→ Problem details: Using the entries that follow, collect the lines where the word "골목상권" appears.

→ Records shown:
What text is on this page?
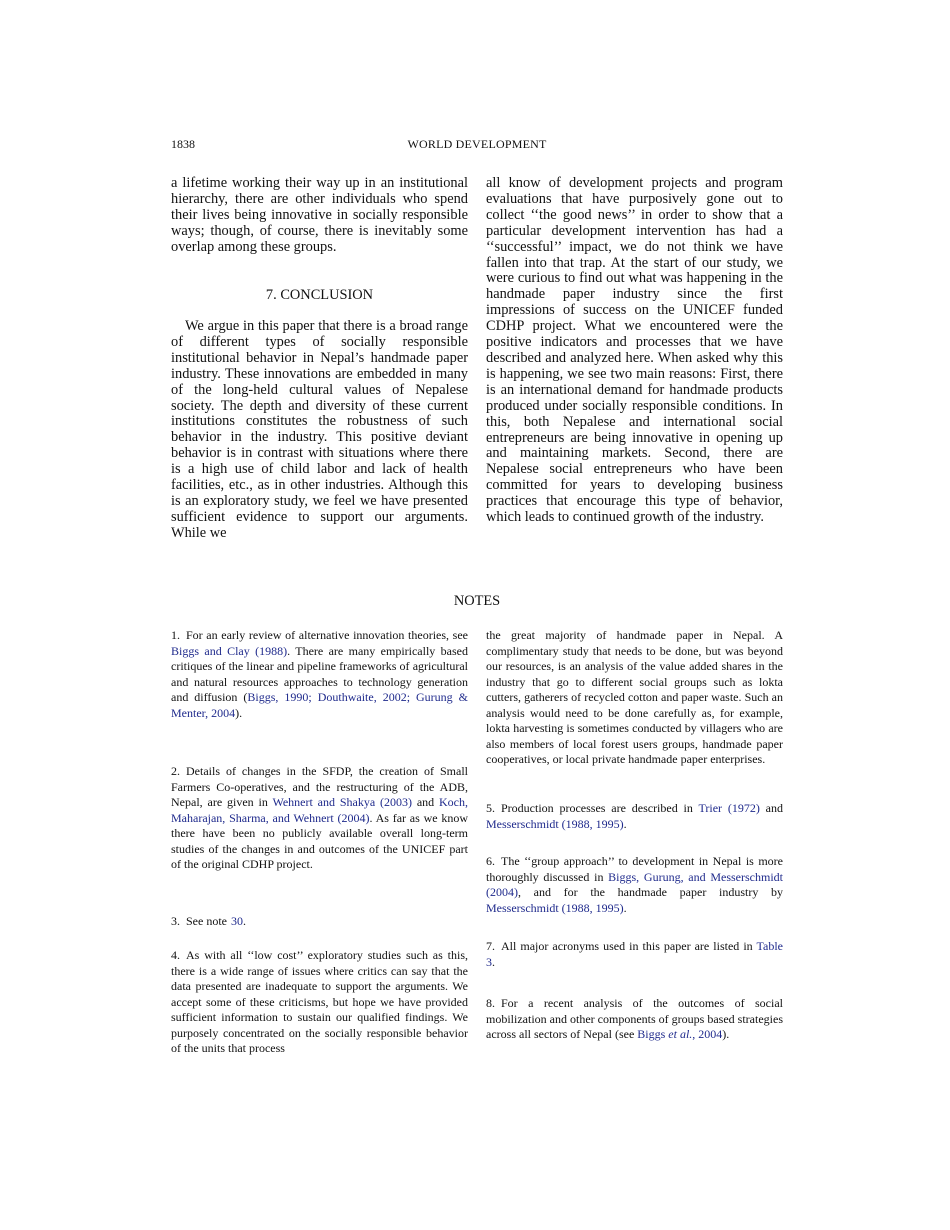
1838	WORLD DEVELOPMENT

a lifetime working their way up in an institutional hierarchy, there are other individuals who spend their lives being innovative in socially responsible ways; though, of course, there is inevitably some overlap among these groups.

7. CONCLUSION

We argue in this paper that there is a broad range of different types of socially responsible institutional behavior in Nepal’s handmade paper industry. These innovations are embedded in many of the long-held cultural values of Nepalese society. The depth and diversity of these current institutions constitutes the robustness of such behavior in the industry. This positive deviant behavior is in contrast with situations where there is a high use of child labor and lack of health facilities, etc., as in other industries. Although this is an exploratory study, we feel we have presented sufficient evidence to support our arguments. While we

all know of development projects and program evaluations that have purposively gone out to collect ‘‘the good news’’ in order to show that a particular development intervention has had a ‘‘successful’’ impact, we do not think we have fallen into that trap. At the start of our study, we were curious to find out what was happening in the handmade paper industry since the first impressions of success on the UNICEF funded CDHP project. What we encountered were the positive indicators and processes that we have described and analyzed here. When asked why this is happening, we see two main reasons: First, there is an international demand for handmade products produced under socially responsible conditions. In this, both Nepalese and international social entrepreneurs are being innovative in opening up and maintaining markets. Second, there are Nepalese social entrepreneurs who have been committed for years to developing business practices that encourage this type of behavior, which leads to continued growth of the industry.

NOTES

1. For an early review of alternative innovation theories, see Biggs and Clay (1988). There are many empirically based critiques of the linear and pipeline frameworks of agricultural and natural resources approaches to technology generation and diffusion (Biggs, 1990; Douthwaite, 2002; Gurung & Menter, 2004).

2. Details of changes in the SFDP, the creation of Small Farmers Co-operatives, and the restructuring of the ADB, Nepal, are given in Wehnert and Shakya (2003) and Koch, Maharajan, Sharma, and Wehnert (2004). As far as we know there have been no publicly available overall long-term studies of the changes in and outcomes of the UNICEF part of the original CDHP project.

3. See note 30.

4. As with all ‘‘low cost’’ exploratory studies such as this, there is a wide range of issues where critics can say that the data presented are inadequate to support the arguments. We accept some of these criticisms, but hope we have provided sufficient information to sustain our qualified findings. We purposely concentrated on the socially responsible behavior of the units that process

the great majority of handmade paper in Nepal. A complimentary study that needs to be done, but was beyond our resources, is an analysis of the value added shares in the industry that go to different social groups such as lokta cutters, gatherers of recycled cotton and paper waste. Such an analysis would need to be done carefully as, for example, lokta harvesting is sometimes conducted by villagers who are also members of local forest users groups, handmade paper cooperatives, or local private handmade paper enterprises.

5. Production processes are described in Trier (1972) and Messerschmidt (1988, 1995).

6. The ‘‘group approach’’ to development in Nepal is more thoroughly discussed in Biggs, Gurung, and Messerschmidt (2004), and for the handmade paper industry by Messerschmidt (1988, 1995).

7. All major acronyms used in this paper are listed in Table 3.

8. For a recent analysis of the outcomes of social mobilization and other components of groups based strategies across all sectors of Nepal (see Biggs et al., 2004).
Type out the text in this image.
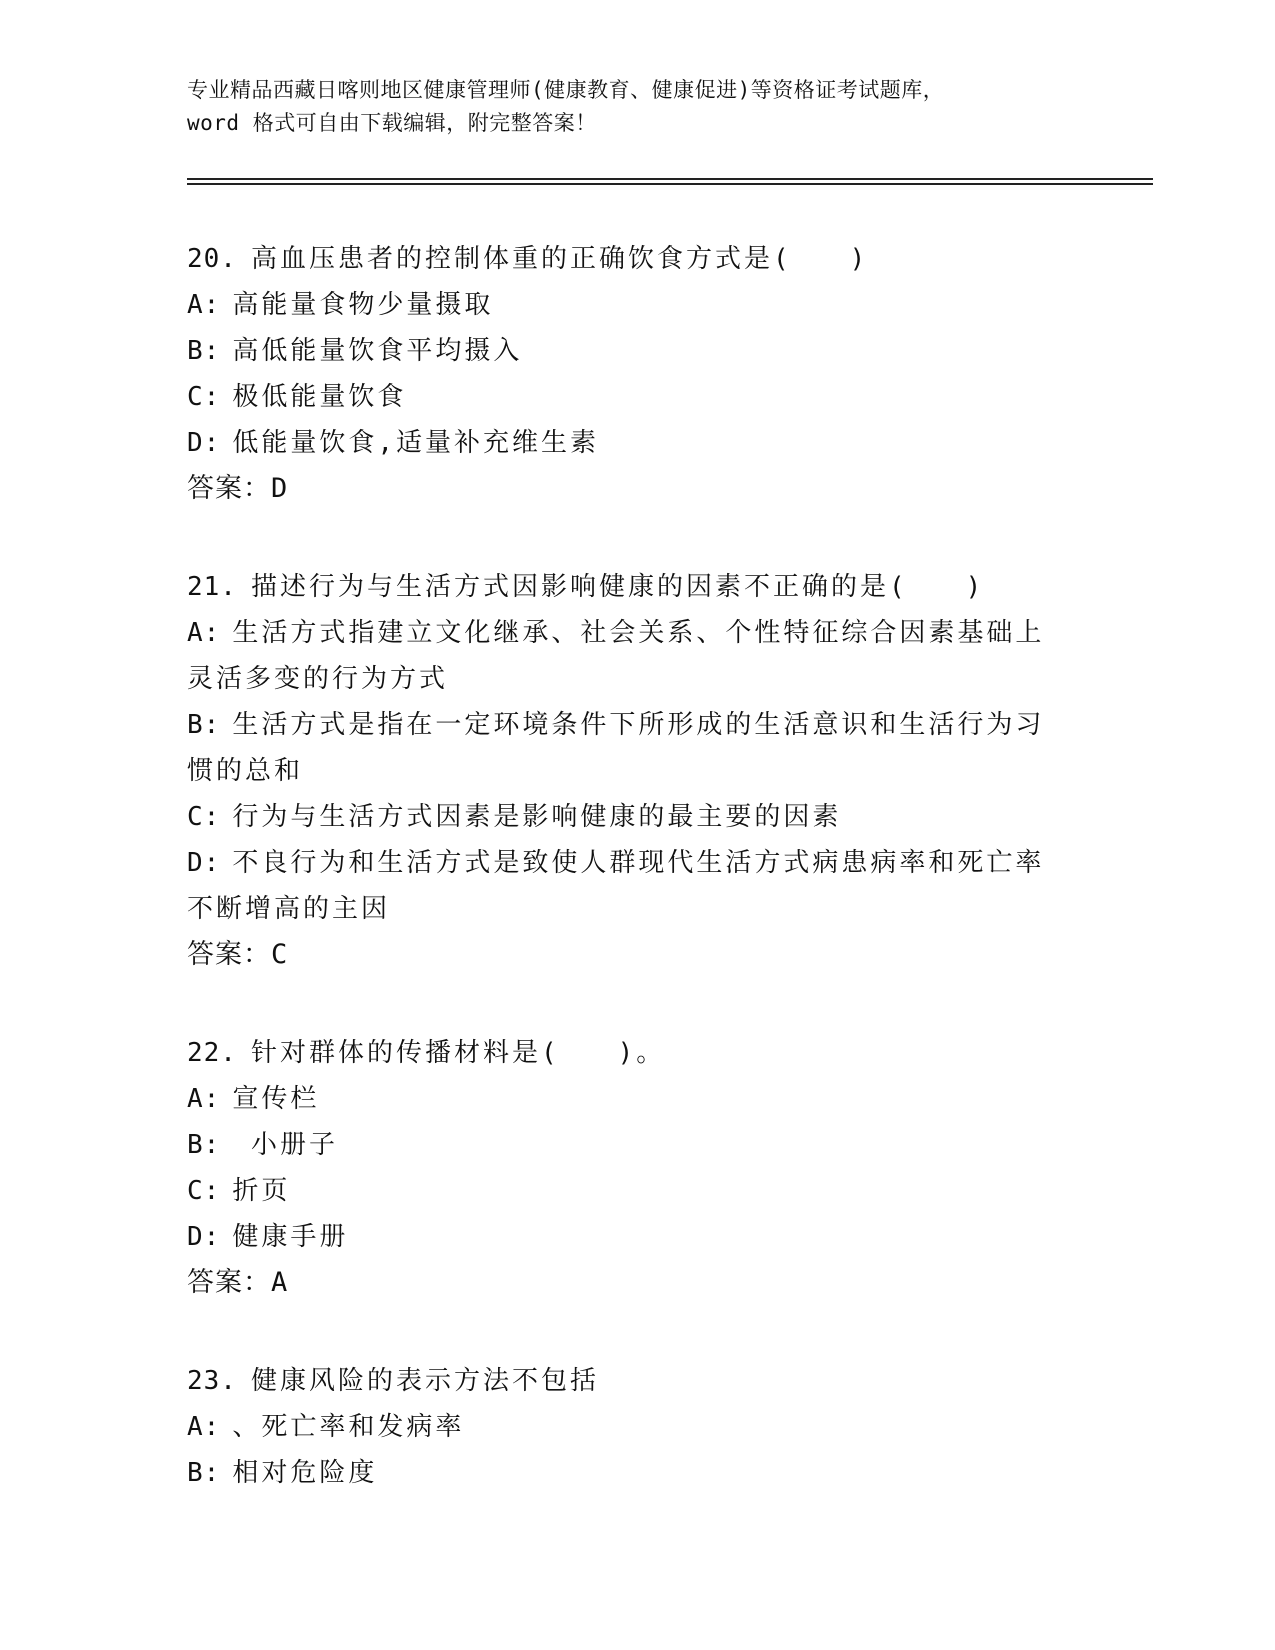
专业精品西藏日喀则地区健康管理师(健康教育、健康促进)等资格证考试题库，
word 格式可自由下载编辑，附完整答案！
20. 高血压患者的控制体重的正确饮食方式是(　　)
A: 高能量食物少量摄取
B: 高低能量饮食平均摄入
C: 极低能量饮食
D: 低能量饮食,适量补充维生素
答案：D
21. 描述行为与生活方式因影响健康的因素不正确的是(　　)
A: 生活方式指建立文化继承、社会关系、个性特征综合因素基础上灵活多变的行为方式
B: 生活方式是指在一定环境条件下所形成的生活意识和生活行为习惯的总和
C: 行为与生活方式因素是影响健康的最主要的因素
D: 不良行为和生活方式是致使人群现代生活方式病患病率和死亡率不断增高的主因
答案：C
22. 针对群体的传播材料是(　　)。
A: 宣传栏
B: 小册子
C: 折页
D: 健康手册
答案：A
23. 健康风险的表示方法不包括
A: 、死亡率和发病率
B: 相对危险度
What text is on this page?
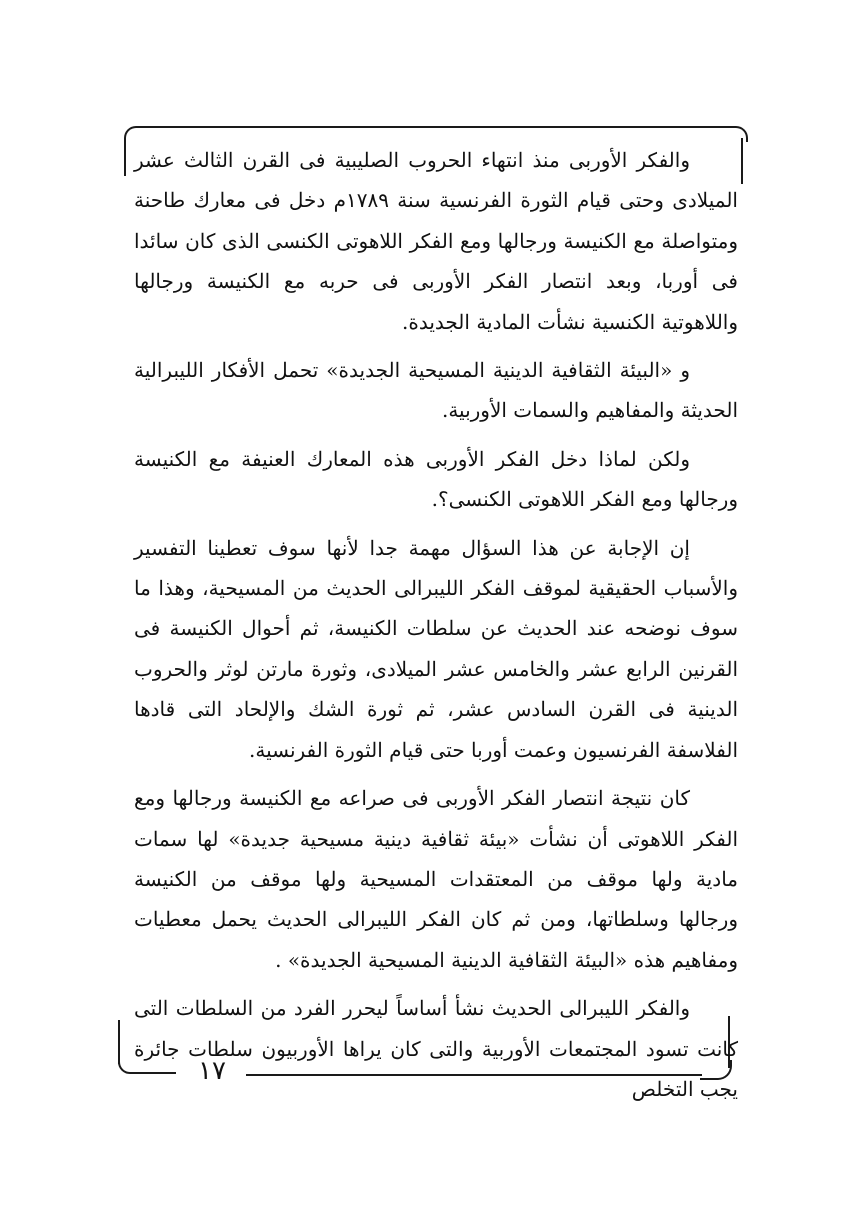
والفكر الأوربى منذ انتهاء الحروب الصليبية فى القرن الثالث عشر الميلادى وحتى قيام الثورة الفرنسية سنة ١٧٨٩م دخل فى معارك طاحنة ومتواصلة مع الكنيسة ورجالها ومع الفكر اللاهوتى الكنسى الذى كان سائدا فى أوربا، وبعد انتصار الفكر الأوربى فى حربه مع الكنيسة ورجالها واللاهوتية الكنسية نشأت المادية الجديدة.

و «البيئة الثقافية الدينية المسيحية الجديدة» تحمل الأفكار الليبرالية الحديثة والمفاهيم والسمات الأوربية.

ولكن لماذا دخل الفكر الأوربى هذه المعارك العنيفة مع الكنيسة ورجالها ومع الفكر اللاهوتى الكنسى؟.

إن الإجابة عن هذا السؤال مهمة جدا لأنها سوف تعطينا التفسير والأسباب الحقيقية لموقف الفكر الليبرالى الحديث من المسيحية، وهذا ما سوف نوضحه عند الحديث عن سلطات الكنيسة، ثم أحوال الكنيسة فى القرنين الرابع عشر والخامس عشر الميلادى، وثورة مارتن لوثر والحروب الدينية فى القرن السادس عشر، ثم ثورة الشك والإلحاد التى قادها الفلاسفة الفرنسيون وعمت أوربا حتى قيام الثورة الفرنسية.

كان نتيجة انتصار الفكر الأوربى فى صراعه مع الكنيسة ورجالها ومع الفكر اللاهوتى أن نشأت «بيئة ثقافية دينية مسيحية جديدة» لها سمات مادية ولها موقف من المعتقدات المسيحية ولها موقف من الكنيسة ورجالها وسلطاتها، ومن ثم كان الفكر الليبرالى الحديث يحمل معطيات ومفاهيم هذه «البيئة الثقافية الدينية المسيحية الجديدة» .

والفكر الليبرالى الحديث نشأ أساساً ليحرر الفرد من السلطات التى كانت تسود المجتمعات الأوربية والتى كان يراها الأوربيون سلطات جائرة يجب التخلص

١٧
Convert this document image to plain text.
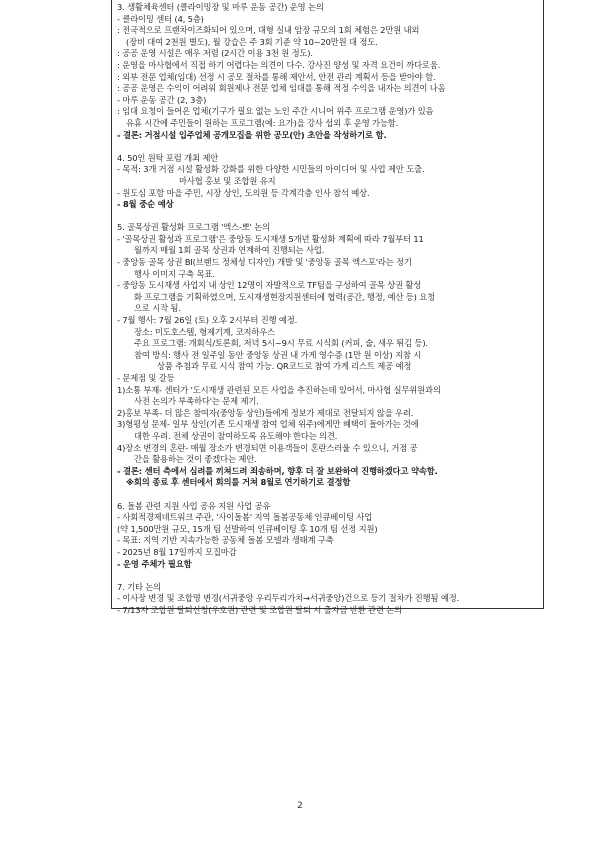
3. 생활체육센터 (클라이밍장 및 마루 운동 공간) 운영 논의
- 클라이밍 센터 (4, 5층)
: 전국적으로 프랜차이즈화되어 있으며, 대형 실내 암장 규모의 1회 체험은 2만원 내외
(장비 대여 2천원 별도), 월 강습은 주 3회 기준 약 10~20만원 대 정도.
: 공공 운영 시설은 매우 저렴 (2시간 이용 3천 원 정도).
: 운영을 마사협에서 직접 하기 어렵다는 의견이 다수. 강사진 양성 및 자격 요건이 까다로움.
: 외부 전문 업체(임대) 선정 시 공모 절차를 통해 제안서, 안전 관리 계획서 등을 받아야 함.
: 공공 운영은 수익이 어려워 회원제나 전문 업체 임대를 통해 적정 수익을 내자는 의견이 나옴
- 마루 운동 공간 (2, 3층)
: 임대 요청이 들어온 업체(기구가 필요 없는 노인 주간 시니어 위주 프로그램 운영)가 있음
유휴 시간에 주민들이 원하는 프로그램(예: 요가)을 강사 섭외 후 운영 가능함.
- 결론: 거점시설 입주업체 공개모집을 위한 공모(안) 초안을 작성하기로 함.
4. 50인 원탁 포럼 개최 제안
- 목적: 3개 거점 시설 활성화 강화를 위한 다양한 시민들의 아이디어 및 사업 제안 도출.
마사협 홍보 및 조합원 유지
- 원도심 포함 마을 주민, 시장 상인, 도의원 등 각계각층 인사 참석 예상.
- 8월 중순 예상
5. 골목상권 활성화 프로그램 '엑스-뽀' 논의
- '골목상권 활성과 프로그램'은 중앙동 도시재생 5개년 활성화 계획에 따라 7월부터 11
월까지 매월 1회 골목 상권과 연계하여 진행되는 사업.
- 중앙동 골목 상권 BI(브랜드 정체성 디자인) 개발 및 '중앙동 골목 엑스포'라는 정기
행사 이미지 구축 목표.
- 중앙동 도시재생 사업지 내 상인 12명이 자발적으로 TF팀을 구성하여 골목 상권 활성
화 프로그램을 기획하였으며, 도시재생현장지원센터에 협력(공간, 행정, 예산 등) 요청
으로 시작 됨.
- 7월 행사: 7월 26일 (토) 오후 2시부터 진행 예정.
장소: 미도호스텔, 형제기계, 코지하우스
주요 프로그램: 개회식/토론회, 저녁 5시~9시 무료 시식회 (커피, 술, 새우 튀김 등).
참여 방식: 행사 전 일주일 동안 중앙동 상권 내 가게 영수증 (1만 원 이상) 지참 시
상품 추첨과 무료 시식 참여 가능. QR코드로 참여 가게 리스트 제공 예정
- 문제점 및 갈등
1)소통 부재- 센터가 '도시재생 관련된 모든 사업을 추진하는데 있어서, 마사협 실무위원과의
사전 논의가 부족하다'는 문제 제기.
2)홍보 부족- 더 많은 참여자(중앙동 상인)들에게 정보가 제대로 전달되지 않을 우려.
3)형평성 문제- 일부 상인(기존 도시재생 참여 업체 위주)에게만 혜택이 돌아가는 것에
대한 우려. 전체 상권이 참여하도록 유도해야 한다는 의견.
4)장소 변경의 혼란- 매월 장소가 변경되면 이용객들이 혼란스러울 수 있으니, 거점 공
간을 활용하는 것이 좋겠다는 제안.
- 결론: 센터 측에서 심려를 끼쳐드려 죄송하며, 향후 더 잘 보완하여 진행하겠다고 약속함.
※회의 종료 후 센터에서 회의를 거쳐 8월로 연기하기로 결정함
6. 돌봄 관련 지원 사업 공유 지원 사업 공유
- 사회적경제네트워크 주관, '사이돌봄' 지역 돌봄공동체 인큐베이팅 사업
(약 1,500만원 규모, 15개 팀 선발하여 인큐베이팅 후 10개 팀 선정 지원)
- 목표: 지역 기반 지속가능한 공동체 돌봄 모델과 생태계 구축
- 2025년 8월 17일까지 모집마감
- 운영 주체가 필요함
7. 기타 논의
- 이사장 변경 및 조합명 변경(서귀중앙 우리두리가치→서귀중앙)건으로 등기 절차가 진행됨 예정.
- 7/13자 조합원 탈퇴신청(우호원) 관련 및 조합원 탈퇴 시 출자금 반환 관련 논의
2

→ Expected answer:
5. 골목상권 활성화 프로그램 '엑스-뽀' 논의
- '골목상권 활성과 프로그램'은 중앙동 도시재생 5개년 활성화 계획에 따라 7월부터 11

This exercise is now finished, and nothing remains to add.